++++ Input for this task

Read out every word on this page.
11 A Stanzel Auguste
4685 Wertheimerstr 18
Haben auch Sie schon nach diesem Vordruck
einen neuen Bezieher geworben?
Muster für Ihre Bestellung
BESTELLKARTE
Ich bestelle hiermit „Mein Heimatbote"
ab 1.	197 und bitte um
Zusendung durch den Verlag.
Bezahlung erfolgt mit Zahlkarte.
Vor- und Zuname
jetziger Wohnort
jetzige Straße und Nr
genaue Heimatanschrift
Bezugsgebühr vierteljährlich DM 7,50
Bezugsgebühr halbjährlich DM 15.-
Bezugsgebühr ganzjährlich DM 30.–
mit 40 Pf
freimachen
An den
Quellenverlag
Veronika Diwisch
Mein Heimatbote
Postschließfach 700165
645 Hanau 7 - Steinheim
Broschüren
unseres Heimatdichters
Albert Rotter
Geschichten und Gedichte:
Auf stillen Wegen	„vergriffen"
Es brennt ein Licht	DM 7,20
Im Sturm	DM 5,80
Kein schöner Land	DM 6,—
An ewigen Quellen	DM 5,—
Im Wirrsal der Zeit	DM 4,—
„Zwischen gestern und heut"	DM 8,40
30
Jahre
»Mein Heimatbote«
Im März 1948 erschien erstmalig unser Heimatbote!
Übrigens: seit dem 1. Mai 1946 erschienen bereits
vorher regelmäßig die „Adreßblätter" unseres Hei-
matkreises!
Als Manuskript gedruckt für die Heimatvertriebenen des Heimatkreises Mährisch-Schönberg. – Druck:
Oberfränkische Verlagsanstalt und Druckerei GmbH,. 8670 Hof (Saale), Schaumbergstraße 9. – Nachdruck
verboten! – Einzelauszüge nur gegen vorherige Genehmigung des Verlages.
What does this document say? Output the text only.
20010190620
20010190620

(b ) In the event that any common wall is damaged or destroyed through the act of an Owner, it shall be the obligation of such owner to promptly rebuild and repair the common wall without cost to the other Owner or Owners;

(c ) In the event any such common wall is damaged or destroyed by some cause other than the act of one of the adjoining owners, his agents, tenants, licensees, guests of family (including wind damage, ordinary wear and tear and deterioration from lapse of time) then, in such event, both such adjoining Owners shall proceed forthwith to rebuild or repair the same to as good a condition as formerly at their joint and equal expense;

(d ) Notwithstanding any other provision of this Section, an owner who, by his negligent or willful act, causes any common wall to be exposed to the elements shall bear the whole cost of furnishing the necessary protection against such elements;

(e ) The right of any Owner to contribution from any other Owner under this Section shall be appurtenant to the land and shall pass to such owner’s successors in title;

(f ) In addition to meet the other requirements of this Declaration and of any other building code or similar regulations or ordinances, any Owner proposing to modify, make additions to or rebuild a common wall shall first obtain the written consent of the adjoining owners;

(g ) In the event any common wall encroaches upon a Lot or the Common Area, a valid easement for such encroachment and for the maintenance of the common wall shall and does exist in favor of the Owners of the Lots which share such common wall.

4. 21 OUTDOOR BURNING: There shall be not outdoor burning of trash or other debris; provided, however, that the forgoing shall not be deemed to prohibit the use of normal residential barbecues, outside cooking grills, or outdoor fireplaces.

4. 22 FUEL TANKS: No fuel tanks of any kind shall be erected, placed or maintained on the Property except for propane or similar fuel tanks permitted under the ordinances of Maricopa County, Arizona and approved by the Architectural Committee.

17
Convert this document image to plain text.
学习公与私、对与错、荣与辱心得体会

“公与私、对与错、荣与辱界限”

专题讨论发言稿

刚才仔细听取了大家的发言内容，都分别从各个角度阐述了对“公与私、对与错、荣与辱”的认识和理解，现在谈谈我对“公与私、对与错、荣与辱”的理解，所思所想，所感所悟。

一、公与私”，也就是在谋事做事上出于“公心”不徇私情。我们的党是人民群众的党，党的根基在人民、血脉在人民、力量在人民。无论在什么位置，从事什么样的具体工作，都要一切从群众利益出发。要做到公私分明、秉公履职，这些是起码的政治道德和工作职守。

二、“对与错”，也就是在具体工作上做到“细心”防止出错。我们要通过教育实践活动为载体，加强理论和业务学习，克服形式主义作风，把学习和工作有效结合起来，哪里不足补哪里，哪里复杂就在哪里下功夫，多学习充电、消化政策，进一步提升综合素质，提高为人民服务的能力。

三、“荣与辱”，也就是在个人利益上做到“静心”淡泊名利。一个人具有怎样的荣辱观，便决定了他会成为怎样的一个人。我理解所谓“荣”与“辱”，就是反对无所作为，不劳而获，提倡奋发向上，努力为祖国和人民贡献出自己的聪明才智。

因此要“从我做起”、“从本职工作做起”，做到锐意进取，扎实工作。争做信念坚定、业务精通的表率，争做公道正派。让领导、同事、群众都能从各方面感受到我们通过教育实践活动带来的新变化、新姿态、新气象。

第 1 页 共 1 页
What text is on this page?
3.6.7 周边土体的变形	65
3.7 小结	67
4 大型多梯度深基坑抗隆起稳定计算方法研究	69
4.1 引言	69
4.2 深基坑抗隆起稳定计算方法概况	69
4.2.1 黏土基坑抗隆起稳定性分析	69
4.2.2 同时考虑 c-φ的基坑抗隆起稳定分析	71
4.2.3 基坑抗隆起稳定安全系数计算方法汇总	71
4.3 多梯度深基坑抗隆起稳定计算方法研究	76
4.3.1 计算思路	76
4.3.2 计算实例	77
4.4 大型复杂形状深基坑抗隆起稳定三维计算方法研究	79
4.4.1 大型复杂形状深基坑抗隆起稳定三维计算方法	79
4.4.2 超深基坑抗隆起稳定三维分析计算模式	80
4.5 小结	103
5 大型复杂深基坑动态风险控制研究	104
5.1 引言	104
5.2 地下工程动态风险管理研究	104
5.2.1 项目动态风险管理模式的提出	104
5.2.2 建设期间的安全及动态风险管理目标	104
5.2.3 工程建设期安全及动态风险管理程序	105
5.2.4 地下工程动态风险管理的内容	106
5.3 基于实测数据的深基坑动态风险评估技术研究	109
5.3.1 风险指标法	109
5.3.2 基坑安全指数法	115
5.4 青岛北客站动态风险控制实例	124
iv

++++++++

Written task ▸ Transcribe every entry exactly, omitting nothing.

Response ▸
Read out every word on this page.
11 A Stanzel Auguste
4685 Wertheimerstr 18
Haben auch Sie schon nach diesem Vordruck
einen neuen Bezieher geworben?
Muster für Ihre Bestellung
BESTELLKARTE
Ich bestelle hiermit „Mein Heimatbote"
ab 1.	197 und bitte um
Zusendung durch den Verlag.
Bezahlung erfolgt mit Zahlkarte.
Vor- und Zuname
jetziger Wohnort
jetzige Straße und Nr
genaue Heimatanschrift
Bezugsgebühr vierteljährlich DM 7,50
Bezugsgebühr halbjährlich DM 15.-
Bezugsgebühr ganzjährlich DM 30.–
mit 40 Pf
freimachen
An den
Quellenverlag
Veronika Diwisch
Mein Heimatbote
Postschließfach 700165
645 Hanau 7 - Steinheim
Broschüren
unseres Heimatdichters
Albert Rotter
Geschichten und Gedichte:
Auf stillen Wegen	„vergriffen"
Es brennt ein Licht	DM 7,20
Im Sturm	DM 5,80
Kein schöner Land	DM 6,—
An ewigen Quellen	DM 5,—
Im Wirrsal der Zeit	DM 4,—
„Zwischen gestern und heut"	DM 8,40
30
Jahre
»Mein Heimatbote«
Im März 1948 erschien erstmalig unser Heimatbote!
Übrigens: seit dem 1. Mai 1946 erschienen bereits
vorher regelmäßig die „Adreßblätter" unseres Hei-
matkreises!
Als Manuskript gedruckt für die Heimatvertriebenen des Heimatkreises Mährisch-Schönberg. – Druck:
Oberfränkische Verlagsanstalt und Druckerei GmbH,. 8670 Hof (Saale), Schaumbergstraße 9. – Nachdruck
verboten! – Einzelauszüge nur gegen vorherige Genehmigung des Verlages.
What does this document say? Output the text only.
20010190620
20010190620

(b ) In the event that any common wall is damaged or destroyed through the act of an Owner, it shall be the obligation of such owner to promptly rebuild and repair the common wall without cost to the other Owner or Owners;

(c ) In the event any such common wall is damaged or destroyed by some cause other than the act of one of the adjoining owners, his agents, tenants, licensees, guests of family (including wind damage, ordinary wear and tear and deterioration from lapse of time) then, in such event, both such adjoining Owners shall proceed forthwith to rebuild or repair the same to as good a condition as formerly at their joint and equal expense;

(d ) Notwithstanding any other provision of this Section, an owner who, by his negligent or willful act, causes any common wall to be exposed to the elements shall bear the whole cost of furnishing the necessary protection against such elements;

(e ) The right of any Owner to contribution from any other Owner under this Section shall be appurtenant to the land and shall pass to such owner’s successors in title;

(f ) In addition to meet the other requirements of this Declaration and of any other building code or similar regulations or ordinances, any Owner proposing to modify, make additions to or rebuild a common wall shall first obtain the written consent of the adjoining owners;

(g ) In the event any common wall encroaches upon a Lot or the Common Area, a valid easement for such encroachment and for the maintenance of the common wall shall and does exist in favor of the Owners of the Lots which share such common wall.

4. 21 OUTDOOR BURNING: There shall be not outdoor burning of trash or other debris; provided, however, that the forgoing shall not be deemed to prohibit the use of normal residential barbecues, outside cooking grills, or outdoor fireplaces.

4. 22 FUEL TANKS: No fuel tanks of any kind shall be erected, placed or maintained on the Property except for propane or similar fuel tanks permitted under the ordinances of Maricopa County, Arizona and approved by the Architectural Committee.

17
Convert this document image to plain text.
学习公与私、对与错、荣与辱心得体会

“公与私、对与错、荣与辱界限”

专题讨论发言稿

刚才仔细听取了大家的发言内容，都分别从各个角度阐述了对“公与私、对与错、荣与辱”的认识和理解，现在谈谈我对“公与私、对与错、荣与辱”的理解，所思所想，所感所悟。

一、公与私”，也就是在谋事做事上出于“公心”不徇私情。我们的党是人民群众的党，党的根基在人民、血脉在人民、力量在人民。无论在什么位置，从事什么样的具体工作，都要一切从群众利益出发。要做到公私分明、秉公履职，这些是起码的政治道德和工作职守。

二、“对与错”，也就是在具体工作上做到“细心”防止出错。我们要通过教育实践活动为载体，加强理论和业务学习，克服形式主义作风，把学习和工作有效结合起来，哪里不足补哪里，哪里复杂就在哪里下功夫，多学习充电、消化政策，进一步提升综合素质，提高为人民服务的能力。

三、“荣与辱”，也就是在个人利益上做到“静心”淡泊名利。一个人具有怎样的荣辱观，便决定了他会成为怎样的一个人。我理解所谓“荣”与“辱”，就是反对无所作为，不劳而获，提倡奋发向上，努力为祖国和人民贡献出自己的聪明才智。

因此要“从我做起”、“从本职工作做起”，做到锐意进取，扎实工作。争做信念坚定、业务精通的表率，争做公道正派。让领导、同事、群众都能从各方面感受到我们通过教育实践活动带来的新变化、新姿态、新气象。

第 1 页 共 1 页
What text is on this page?
3.6.7 周边土体的变形	65
3.7 小结	67
4 大型多梯度深基坑抗隆起稳定计算方法研究	69
4.1 引言	69
4.2 深基坑抗隆起稳定计算方法概况	69
4.2.1 黏土基坑抗隆起稳定性分析	69
4.2.2 同时考虑 c-φ的基坑抗隆起稳定分析	71
4.2.3 基坑抗隆起稳定安全系数计算方法汇总	71
4.3 多梯度深基坑抗隆起稳定计算方法研究	76
4.3.1 计算思路	76
4.3.2 计算实例	77
4.4 大型复杂形状深基坑抗隆起稳定三维计算方法研究	79
4.4.1 大型复杂形状深基坑抗隆起稳定三维计算方法	79
4.4.2 超深基坑抗隆起稳定三维分析计算模式	80
4.5 小结	103
5 大型复杂深基坑动态风险控制研究	104
5.1 引言	104
5.2 地下工程动态风险管理研究	104
5.2.1 项目动态风险管理模式的提出	104
5.2.2 建设期间的安全及动态风险管理目标	104
5.2.3 工程建设期安全及动态风险管理程序	105
5.2.4 地下工程动态风险管理的内容	106
5.3 基于实测数据的深基坑动态风险评估技术研究	109
5.3.1 风险指标法	109
5.3.2 基坑安全指数法	115
5.4 青岛北客站动态风险控制实例	124
iv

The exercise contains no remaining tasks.